# What is being asked
Rewrite the data below, changing every instance of "varchar(255)" to "varchar(100)" and keeping everything else the same.

# Record list
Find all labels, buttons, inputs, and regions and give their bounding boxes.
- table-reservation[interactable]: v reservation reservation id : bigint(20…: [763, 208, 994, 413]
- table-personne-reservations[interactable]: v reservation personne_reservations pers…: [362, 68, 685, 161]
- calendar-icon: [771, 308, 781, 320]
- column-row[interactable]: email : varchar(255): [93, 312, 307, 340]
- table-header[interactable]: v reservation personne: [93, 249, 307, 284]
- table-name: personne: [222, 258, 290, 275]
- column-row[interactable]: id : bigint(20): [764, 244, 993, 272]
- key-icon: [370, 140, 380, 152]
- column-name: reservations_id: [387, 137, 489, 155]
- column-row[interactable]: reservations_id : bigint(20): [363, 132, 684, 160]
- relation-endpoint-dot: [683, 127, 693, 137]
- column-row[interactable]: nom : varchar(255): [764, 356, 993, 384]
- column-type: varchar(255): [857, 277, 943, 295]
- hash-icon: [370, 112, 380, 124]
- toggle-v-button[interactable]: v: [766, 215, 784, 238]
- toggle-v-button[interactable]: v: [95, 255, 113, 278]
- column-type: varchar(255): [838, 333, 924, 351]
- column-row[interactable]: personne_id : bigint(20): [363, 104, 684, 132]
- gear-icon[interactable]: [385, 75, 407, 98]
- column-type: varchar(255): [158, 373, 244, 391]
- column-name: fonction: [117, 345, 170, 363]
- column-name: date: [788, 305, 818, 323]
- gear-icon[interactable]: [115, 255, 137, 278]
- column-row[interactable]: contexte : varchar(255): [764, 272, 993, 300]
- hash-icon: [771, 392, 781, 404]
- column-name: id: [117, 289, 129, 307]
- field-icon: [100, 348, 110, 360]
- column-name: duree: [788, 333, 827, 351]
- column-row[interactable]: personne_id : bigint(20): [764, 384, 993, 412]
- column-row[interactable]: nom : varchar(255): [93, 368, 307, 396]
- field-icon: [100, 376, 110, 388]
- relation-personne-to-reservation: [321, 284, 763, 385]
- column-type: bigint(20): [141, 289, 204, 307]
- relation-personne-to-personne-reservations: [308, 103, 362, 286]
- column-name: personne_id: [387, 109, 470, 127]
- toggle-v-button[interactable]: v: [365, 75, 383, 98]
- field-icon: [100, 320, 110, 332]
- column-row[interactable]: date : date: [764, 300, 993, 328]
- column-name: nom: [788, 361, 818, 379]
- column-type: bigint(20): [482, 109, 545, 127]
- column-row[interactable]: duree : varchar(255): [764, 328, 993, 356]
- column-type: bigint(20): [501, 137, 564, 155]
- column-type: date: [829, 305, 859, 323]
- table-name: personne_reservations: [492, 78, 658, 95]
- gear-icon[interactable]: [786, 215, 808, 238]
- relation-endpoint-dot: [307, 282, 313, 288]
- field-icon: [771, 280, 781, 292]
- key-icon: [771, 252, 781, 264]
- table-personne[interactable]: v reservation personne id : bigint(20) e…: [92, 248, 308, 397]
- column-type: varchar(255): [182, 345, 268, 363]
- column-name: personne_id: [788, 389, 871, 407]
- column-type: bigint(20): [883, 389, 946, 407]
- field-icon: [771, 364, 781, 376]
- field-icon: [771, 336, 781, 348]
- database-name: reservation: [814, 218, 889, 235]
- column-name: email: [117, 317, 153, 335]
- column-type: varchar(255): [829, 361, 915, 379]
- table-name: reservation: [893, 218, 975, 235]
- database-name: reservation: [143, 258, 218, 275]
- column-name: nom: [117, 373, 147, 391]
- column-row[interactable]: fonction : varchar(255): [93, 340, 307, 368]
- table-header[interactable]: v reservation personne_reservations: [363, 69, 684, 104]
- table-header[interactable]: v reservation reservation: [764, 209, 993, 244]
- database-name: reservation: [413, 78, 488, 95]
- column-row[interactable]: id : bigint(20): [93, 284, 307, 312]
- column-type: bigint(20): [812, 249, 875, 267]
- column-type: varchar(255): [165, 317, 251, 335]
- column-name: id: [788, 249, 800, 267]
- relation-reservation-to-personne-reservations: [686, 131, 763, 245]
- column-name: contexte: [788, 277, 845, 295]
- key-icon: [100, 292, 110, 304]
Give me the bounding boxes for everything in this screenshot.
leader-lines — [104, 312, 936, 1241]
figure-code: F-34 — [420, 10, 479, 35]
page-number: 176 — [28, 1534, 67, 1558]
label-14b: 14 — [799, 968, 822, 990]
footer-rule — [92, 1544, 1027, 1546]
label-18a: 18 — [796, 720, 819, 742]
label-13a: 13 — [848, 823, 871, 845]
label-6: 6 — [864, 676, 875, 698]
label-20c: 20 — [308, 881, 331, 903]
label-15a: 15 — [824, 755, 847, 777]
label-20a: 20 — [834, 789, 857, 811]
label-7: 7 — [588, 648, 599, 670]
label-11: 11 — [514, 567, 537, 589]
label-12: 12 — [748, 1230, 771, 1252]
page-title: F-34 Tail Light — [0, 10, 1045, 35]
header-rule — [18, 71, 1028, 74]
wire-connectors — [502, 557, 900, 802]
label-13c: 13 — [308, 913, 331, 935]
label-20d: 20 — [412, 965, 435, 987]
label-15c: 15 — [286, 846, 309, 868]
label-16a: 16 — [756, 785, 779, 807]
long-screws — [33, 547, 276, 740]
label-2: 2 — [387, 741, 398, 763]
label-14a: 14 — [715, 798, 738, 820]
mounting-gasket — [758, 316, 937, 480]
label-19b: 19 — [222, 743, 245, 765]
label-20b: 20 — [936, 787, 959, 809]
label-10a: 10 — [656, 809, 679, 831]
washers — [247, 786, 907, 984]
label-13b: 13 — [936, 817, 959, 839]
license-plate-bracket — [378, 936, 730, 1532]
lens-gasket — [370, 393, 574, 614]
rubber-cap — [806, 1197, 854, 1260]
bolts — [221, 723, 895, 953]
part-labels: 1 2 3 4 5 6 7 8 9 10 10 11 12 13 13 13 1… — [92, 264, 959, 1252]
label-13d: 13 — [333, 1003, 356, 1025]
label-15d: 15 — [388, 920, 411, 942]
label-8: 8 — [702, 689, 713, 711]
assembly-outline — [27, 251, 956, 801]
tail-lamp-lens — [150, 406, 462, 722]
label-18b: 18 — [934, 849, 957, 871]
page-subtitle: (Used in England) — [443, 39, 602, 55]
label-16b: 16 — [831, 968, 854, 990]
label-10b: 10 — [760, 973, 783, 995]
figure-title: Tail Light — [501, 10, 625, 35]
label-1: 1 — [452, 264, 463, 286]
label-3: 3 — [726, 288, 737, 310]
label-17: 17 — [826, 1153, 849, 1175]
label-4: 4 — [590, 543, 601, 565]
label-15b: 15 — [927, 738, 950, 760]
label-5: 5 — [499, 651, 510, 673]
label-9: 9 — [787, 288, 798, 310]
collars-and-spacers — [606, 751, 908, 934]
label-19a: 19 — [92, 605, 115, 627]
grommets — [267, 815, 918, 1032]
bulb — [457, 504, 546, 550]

# Task response
Find all labels, buttons, inputs, and regions and give their bounding boxes.
- table-reservation[interactable]: v reservation reservation id : bigint(20…: [763, 208, 994, 413]
- table-personne-reservations[interactable]: v reservation personne_reservations pers…: [362, 68, 685, 161]
- calendar-icon: [771, 308, 781, 320]
- column-row[interactable]: email : varchar(100): [93, 312, 307, 340]
- table-header[interactable]: v reservation personne: [93, 249, 307, 284]
- table-name: personne: [222, 258, 290, 275]
- column-row[interactable]: id : bigint(20): [764, 244, 993, 272]
- key-icon: [370, 140, 380, 152]
- column-name: reservations_id: [387, 137, 489, 155]
- column-row[interactable]: reservations_id : bigint(20): [363, 132, 684, 160]
- relation-endpoint-dot: [683, 127, 693, 137]
- column-row[interactable]: nom : varchar(100): [764, 356, 993, 384]
- column-type: varchar(100): [857, 277, 943, 295]
- hash-icon: [370, 112, 380, 124]
- toggle-v-button[interactable]: v: [766, 215, 784, 238]
- toggle-v-button[interactable]: v: [95, 255, 113, 278]
- column-type: varchar(100): [838, 333, 924, 351]
- column-row[interactable]: personne_id : bigint(20): [363, 104, 684, 132]
- gear-icon[interactable]: [385, 75, 407, 98]
- column-type: varchar(100): [158, 373, 244, 391]
- column-name: fonction: [117, 345, 170, 363]
- column-name: date: [788, 305, 818, 323]
- gear-icon[interactable]: [115, 255, 137, 278]
- column-row[interactable]: contexte : varchar(100): [764, 272, 993, 300]
- hash-icon: [771, 392, 781, 404]
- column-name: id: [117, 289, 129, 307]
- field-icon: [100, 348, 110, 360]
- column-name: duree: [788, 333, 827, 351]
- column-row[interactable]: personne_id : bigint(20): [764, 384, 993, 412]
- column-row[interactable]: nom : varchar(100): [93, 368, 307, 396]
- field-icon: [100, 376, 110, 388]
- relation-personne-to-reservation: [321, 284, 763, 385]
- column-type: bigint(20): [141, 289, 204, 307]
- relation-personne-to-personne-reservations: [308, 103, 362, 286]
- column-name: personne_id: [387, 109, 470, 127]
- toggle-v-button[interactable]: v: [365, 75, 383, 98]
- field-icon: [100, 320, 110, 332]
- column-row[interactable]: date : date: [764, 300, 993, 328]
- column-name: nom: [788, 361, 818, 379]
- column-type: bigint(20): [482, 109, 545, 127]
- column-row[interactable]: duree : varchar(100): [764, 328, 993, 356]
- column-type: bigint(20): [501, 137, 564, 155]
- column-type: date: [829, 305, 859, 323]
- table-name: personne_reservations: [492, 78, 658, 95]
- gear-icon[interactable]: [786, 215, 808, 238]
- relation-endpoint-dot: [307, 282, 313, 288]
- field-icon: [771, 280, 781, 292]
- key-icon: [771, 252, 781, 264]
- table-personne[interactable]: v reservation personne id : bigint(20) e…: [92, 248, 308, 397]
- column-type: varchar(100): [182, 345, 268, 363]
- column-name: personne_id: [788, 389, 871, 407]
- column-type: bigint(20): [883, 389, 946, 407]
- field-icon: [771, 364, 781, 376]
- field-icon: [771, 336, 781, 348]
- database-name: reservation: [814, 218, 889, 235]
- column-name: email: [117, 317, 153, 335]
- column-type: varchar(100): [829, 361, 915, 379]
- table-name: reservation: [893, 218, 975, 235]
- database-name: reservation: [143, 258, 218, 275]
- column-name: nom: [117, 373, 147, 391]
- column-row[interactable]: fonction : varchar(100): [93, 340, 307, 368]
- table-header[interactable]: v reservation personne_reservations: [363, 69, 684, 104]
- table-header[interactable]: v reservation reservation: [764, 209, 993, 244]
- database-name: reservation: [413, 78, 488, 95]
- column-row[interactable]: id : bigint(20): [93, 284, 307, 312]
- column-type: bigint(20): [812, 249, 875, 267]
- column-type: varchar(100): [165, 317, 251, 335]
- column-name: id: [788, 249, 800, 267]
- relation-reservation-to-personne-reservations: [686, 131, 763, 245]
- column-name: contexte: [788, 277, 845, 295]
- key-icon: [100, 292, 110, 304]
Give me the bounding boxes for everything in this screenshot.
leader-lines — [104, 312, 936, 1241]
figure-code: F-34 — [420, 10, 479, 35]
page-number: 176 — [28, 1534, 67, 1558]
label-14b: 14 — [799, 968, 822, 990]
footer-rule — [92, 1544, 1027, 1546]
label-18a: 18 — [796, 720, 819, 742]
label-13a: 13 — [848, 823, 871, 845]
label-6: 6 — [864, 676, 875, 698]
label-20c: 20 — [308, 881, 331, 903]
label-15a: 15 — [824, 755, 847, 777]
label-20a: 20 — [834, 789, 857, 811]
label-7: 7 — [588, 648, 599, 670]
label-11: 11 — [514, 567, 537, 589]
label-12: 12 — [748, 1230, 771, 1252]
page-title: F-34 Tail Light — [0, 10, 1045, 35]
header-rule — [18, 71, 1028, 74]
wire-connectors — [502, 557, 900, 802]
label-13c: 13 — [308, 913, 331, 935]
label-20d: 20 — [412, 965, 435, 987]
label-15c: 15 — [286, 846, 309, 868]
label-16a: 16 — [756, 785, 779, 807]
long-screws — [33, 547, 276, 740]
label-2: 2 — [387, 741, 398, 763]
label-14a: 14 — [715, 798, 738, 820]
mounting-gasket — [758, 316, 937, 480]
label-19b: 19 — [222, 743, 245, 765]
label-20b: 20 — [936, 787, 959, 809]
label-10a: 10 — [656, 809, 679, 831]
washers — [247, 786, 907, 984]
label-13b: 13 — [936, 817, 959, 839]
license-plate-bracket — [378, 936, 730, 1532]
lens-gasket — [370, 393, 574, 614]
rubber-cap — [806, 1197, 854, 1260]
bolts — [221, 723, 895, 953]
part-labels: 1 2 3 4 5 6 7 8 9 10 10 11 12 13 13 13 1… — [92, 264, 959, 1252]
label-13d: 13 — [333, 1003, 356, 1025]
label-15d: 15 — [388, 920, 411, 942]
label-8: 8 — [702, 689, 713, 711]
assembly-outline — [27, 251, 956, 801]
tail-lamp-lens — [150, 406, 462, 722]
label-18b: 18 — [934, 849, 957, 871]
page-subtitle: (Used in England) — [443, 39, 602, 55]
label-16b: 16 — [831, 968, 854, 990]
label-10b: 10 — [760, 973, 783, 995]
figure-title: Tail Light — [501, 10, 625, 35]
label-1: 1 — [452, 264, 463, 286]
label-3: 3 — [726, 288, 737, 310]
label-17: 17 — [826, 1153, 849, 1175]
label-4: 4 — [590, 543, 601, 565]
label-15b: 15 — [927, 738, 950, 760]
label-5: 5 — [499, 651, 510, 673]
label-9: 9 — [787, 288, 798, 310]
collars-and-spacers — [606, 751, 908, 934]
label-19a: 19 — [92, 605, 115, 627]
grommets — [267, 815, 918, 1032]
bulb — [457, 504, 546, 550]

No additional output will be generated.